Written request ::
Repeat the material below word for word and leave out all pictures.

Dataset content ::
━━━━━━━━━━━━━━━━━━━━━━━━━━━━━━
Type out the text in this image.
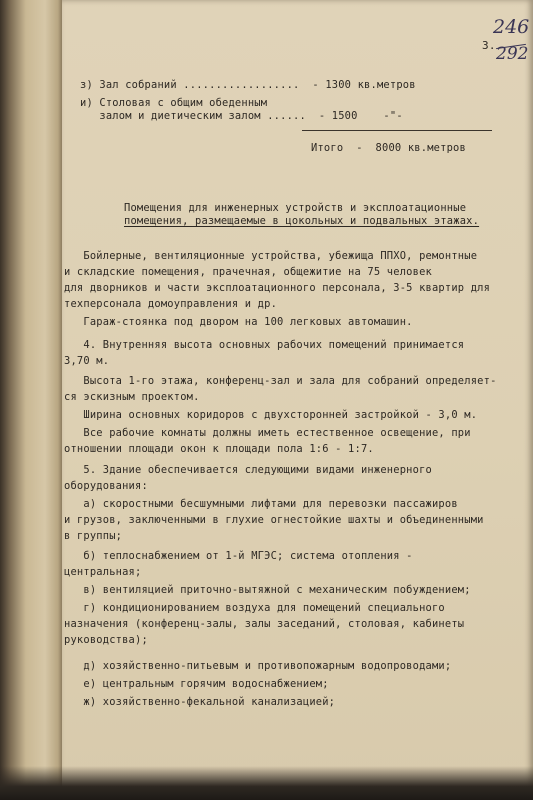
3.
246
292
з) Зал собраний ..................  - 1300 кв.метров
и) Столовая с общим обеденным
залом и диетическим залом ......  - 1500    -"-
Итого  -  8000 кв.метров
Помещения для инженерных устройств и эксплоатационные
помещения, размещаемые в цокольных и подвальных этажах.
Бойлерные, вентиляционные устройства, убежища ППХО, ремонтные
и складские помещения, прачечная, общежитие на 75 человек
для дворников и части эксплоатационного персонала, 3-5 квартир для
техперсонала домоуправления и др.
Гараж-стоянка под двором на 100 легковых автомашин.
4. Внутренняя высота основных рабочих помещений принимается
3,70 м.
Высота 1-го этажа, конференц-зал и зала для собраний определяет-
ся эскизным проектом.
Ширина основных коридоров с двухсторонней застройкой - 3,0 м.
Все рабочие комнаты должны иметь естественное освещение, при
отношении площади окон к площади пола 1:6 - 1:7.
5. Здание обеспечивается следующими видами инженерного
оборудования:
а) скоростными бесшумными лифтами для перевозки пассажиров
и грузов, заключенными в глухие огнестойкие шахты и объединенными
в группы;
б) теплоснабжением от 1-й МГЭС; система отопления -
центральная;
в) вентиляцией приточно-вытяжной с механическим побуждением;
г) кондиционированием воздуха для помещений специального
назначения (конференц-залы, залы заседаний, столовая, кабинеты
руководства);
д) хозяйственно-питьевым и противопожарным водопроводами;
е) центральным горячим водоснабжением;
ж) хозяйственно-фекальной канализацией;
━━━━━━━━━━━━━━━━━━━━━━━━━━━━━━
Result of this task ::
Type out the text in this image.
3.
246
292
з) Зал собраний ..................  - 1300 кв.метров
и) Столовая с общим обеденным
залом и диетическим залом ......  - 1500    -"-
Итого  -  8000 кв.метров
Помещения для инженерных устройств и эксплоатационные
помещения, размещаемые в цокольных и подвальных этажах.
Бойлерные, вентиляционные устройства, убежища ППХО, ремонтные
и складские помещения, прачечная, общежитие на 75 человек
для дворников и части эксплоатационного персонала, 3-5 квартир для
техперсонала домоуправления и др.
Гараж-стоянка под двором на 100 легковых автомашин.
4. Внутренняя высота основных рабочих помещений принимается
3,70 м.
Высота 1-го этажа, конференц-зал и зала для собраний определяет-
ся эскизным проектом.
Ширина основных коридоров с двухсторонней застройкой - 3,0 м.
Все рабочие комнаты должны иметь естественное освещение, при
отношении площади окон к площади пола 1:6 - 1:7.
5. Здание обеспечивается следующими видами инженерного
оборудования:
а) скоростными бесшумными лифтами для перевозки пассажиров
и грузов, заключенными в глухие огнестойкие шахты и объединенными
в группы;
б) теплоснабжением от 1-й МГЭС; система отопления -
центральная;
в) вентиляцией приточно-вытяжной с механическим побуждением;
г) кондиционированием воздуха для помещений специального
назначения (конференц-залы, залы заседаний, столовая, кабинеты
руководства);
д) хозяйственно-питьевым и противопожарным водопроводами;
е) центральным горячим водоснабжением;
ж) хозяйственно-фекальной канализацией;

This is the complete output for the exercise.